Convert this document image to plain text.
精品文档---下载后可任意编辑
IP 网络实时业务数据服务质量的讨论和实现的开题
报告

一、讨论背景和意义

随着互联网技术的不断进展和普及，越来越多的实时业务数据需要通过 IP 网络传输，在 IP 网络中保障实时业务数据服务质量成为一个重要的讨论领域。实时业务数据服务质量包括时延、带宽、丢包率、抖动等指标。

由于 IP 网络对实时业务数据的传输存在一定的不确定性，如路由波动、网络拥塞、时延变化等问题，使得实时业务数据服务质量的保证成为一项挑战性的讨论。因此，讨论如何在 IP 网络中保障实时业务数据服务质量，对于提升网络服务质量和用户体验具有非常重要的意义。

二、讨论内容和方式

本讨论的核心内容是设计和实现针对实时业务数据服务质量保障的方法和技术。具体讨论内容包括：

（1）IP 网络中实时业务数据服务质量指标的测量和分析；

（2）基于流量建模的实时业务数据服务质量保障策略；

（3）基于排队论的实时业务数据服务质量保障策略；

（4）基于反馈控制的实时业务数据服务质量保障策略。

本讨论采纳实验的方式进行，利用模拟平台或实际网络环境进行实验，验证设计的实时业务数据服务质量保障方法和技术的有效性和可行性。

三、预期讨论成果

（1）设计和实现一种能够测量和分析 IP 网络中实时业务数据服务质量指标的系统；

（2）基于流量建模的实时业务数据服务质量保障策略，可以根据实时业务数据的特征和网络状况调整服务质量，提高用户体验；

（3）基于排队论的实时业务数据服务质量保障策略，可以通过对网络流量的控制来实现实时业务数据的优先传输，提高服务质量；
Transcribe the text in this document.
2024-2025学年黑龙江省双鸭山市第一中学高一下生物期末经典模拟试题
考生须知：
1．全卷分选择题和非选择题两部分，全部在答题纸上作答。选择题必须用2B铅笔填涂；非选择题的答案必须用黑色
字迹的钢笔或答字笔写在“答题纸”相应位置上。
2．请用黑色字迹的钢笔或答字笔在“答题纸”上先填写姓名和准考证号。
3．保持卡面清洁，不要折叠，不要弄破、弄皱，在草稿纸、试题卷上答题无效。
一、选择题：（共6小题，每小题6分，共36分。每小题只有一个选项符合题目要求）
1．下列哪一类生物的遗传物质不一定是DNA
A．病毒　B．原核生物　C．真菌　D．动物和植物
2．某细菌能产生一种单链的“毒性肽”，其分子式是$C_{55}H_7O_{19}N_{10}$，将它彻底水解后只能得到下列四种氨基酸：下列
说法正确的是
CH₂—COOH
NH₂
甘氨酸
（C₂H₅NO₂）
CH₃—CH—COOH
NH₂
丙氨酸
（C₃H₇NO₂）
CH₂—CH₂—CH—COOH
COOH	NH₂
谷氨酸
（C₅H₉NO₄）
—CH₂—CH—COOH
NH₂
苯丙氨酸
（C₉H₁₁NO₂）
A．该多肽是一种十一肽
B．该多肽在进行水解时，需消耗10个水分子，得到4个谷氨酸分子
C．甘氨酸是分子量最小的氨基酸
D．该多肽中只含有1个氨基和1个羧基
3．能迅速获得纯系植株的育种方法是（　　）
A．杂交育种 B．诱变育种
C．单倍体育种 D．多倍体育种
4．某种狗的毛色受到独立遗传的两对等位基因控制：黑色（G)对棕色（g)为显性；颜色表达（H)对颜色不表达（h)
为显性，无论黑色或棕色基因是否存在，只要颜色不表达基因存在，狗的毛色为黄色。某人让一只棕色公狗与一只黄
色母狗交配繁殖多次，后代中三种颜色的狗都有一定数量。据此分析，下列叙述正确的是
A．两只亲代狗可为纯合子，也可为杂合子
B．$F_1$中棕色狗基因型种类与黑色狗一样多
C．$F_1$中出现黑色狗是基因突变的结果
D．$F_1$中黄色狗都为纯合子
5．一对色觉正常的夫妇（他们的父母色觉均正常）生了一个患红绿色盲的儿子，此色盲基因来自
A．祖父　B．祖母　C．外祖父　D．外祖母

○ ○ ○ ○ ○

**Short task**: Count every line of the records that holds "text". State the number, nothing else.

**Answer for this exercise**: 2